* _SELECTED TEXT_
=====

The conversion of a catholic missionary

presented by

Card. Simon Pimenta

PIME Publications, PIME Regional House, Eluru - 534 0-07, A.P., India

 
 

LIFE IS BURSTING

 Letter No.36, July 1989

 

Dear Friends

    During the winter season, when European tourists come to India, sometime I take them around Bombay. In such a big city very often you find yourself in big crowds like those coming out of railway stations or in those rivers of people pouring out of the offices in the evening rush. Or passing along the road of the harbour where thousand of porters live on the pavements with their families. Or when from the top of a flyover you can see an extension of huts in the slums, then you can feel the heaviness of silence that grips your guests. And when we come across swarms of children near some school then it happens that westerners ask: “Why they have so many children in such appalling situation?”

    I, who lives here since twenty years, somehow I understand their bewilderment because I also went through their impressions. But living together with these men and women, sharing their hopes and their sorrows, you understand that children are the sign and the fruit of love and love is the gift of the poor, it flowers also in the slums. The children are their hope, their future and their life.

    Perceptions and impressions, sentiments and reactions are very subjective. They depend from our previous experiences, from our education, from our culture. But one thing is sure, is evident, is undeniable, one thing hits you immediately in Bombay, in India: here there is life, here life is bursting.

One can surely object and ask: ”But which quality of life?” There is vegetable life, animal life, and  human life in different degrees. Westerners can also ask: “Is this life humane?”

=====

* _Element and region listings_
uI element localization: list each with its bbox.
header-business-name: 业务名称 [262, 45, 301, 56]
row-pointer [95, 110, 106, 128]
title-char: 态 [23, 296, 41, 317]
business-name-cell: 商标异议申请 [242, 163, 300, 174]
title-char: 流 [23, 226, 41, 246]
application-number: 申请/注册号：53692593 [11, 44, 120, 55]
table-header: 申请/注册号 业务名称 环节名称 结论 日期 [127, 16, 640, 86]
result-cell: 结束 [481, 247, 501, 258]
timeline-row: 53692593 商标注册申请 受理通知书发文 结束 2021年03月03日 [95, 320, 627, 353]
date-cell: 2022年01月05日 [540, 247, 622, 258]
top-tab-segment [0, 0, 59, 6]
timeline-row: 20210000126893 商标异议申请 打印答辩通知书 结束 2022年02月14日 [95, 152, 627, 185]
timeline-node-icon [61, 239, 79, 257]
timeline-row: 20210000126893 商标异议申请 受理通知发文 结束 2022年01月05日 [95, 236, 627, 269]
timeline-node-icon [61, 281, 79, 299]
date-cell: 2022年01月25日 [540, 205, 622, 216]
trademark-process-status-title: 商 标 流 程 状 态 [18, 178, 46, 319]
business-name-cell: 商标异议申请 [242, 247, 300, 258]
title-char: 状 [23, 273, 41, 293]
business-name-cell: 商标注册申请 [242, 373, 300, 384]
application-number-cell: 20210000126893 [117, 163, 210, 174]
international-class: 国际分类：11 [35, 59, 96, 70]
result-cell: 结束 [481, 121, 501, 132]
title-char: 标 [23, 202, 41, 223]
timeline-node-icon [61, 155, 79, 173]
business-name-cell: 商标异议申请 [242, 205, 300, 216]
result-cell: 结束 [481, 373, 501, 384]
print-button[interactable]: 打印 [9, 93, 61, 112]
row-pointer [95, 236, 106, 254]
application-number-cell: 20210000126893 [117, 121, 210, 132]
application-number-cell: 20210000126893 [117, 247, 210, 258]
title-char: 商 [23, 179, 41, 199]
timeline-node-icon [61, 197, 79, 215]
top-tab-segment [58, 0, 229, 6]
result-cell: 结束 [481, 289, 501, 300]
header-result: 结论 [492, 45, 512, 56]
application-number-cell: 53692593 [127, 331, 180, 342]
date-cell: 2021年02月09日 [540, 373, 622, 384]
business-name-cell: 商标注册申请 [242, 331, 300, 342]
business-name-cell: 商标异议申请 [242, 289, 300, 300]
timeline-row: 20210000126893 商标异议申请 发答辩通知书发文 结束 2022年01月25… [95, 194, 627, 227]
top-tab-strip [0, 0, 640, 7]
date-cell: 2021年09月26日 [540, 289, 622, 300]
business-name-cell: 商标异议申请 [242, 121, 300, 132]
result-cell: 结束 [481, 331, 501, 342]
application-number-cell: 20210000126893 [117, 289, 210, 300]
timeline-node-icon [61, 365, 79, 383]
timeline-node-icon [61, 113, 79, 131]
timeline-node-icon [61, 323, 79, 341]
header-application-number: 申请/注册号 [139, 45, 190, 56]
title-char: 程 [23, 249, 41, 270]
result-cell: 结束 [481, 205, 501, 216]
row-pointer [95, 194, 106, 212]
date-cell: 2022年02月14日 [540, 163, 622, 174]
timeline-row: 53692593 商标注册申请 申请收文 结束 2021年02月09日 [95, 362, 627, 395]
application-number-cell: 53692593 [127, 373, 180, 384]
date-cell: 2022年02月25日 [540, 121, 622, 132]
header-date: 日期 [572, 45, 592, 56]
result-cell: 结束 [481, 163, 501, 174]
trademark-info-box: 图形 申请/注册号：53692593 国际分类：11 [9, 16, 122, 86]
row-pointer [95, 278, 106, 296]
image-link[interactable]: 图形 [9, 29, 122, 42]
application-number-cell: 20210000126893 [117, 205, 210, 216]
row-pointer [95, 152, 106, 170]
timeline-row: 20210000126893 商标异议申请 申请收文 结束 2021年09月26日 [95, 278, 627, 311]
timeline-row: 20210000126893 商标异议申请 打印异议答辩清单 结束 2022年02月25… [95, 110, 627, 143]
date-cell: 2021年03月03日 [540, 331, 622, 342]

=====

* _WHAT YOU NEED TO DO_
Name every kind of life that the letter lists when it raises the question of quality of life. The data has no connection to the letter.

* _SOLVED PROBLEM_
Vegetable life, animal life, and human life.